Try it: Find and copy every line in the records that includes the string "London".

Page images and their text
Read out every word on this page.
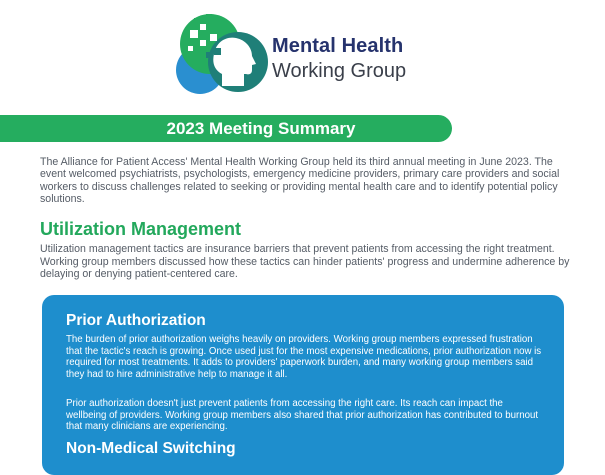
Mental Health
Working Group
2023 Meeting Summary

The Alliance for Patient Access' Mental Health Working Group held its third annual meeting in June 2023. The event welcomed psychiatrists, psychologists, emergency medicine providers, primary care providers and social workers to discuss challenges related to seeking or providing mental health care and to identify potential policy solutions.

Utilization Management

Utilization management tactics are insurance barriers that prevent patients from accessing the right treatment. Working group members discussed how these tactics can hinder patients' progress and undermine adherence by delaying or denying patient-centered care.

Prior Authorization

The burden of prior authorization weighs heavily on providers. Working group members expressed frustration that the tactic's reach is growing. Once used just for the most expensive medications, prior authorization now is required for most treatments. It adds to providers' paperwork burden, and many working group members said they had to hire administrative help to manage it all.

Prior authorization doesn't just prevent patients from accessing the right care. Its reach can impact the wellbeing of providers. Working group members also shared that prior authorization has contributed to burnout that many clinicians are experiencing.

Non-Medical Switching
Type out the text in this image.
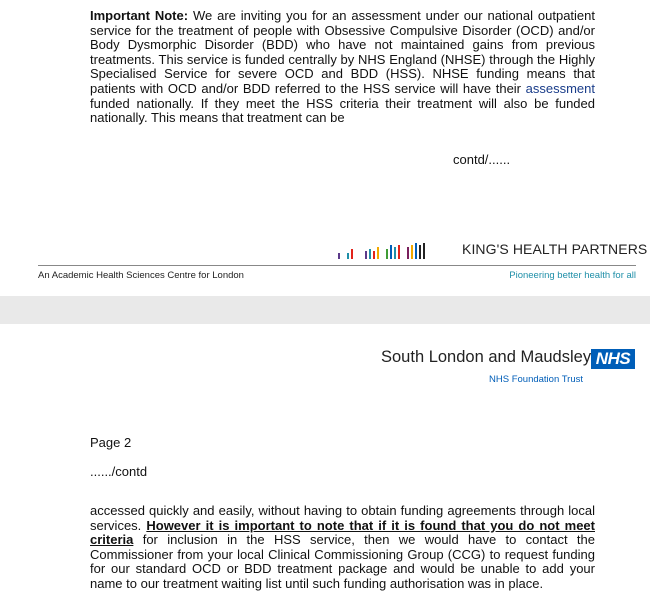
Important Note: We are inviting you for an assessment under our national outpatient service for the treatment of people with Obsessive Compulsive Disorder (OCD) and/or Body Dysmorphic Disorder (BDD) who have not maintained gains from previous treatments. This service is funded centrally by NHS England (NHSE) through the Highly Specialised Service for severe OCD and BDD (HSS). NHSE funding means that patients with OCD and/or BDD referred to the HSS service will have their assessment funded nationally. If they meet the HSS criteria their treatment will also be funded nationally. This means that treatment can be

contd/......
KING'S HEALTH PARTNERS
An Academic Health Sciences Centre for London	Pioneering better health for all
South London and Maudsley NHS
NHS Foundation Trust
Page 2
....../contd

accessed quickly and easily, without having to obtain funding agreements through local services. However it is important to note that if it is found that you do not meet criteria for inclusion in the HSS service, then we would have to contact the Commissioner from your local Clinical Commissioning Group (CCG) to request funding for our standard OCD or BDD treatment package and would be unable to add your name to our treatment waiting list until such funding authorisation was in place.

Reply:
An Academic Health Sciences Centre for London	Pioneering better health for all
South London and Maudsley NHS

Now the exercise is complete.